Collected data entries:
■ ■ ■ ■
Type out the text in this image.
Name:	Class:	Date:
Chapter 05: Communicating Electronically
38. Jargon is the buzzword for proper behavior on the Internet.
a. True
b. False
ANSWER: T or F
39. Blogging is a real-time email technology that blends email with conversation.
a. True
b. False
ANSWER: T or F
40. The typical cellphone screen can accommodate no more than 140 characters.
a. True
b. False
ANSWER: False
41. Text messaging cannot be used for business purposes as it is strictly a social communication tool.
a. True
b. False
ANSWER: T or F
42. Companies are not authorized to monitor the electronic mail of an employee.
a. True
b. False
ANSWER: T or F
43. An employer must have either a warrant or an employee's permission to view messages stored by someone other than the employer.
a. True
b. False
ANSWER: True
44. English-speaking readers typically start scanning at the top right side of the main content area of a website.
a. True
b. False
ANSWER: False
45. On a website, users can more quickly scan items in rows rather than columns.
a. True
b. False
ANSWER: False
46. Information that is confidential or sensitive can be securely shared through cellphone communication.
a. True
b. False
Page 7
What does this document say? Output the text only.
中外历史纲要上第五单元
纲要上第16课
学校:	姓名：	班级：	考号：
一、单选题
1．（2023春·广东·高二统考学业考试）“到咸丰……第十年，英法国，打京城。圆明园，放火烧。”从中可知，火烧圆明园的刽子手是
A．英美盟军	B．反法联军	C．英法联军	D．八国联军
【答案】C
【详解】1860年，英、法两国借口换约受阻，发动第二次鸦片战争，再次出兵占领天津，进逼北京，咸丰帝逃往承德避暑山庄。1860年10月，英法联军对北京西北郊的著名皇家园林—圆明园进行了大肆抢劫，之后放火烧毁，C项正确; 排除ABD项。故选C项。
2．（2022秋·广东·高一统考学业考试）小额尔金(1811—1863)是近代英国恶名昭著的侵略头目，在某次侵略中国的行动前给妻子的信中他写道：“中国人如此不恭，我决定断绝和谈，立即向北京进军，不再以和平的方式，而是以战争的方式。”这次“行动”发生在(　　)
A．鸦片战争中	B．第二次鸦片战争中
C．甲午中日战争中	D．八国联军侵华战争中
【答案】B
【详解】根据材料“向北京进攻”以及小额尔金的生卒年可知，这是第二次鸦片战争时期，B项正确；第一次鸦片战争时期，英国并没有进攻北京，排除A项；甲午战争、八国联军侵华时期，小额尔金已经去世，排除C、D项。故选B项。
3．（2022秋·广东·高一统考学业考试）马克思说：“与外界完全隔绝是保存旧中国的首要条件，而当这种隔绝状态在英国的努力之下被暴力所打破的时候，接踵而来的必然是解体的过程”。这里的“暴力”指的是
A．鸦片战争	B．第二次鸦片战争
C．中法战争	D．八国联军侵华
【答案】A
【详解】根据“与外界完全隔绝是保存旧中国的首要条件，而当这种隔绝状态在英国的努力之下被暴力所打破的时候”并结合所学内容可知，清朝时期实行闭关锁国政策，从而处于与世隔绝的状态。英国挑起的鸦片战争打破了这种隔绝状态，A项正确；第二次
■ ■ ■ ■
§ WRITTEN PROBLEM: Pick out the lines containing the string "this" and show them.

§ WORKED SOLUTION:
Type out the text in this image.
What does this document say? Output the text only.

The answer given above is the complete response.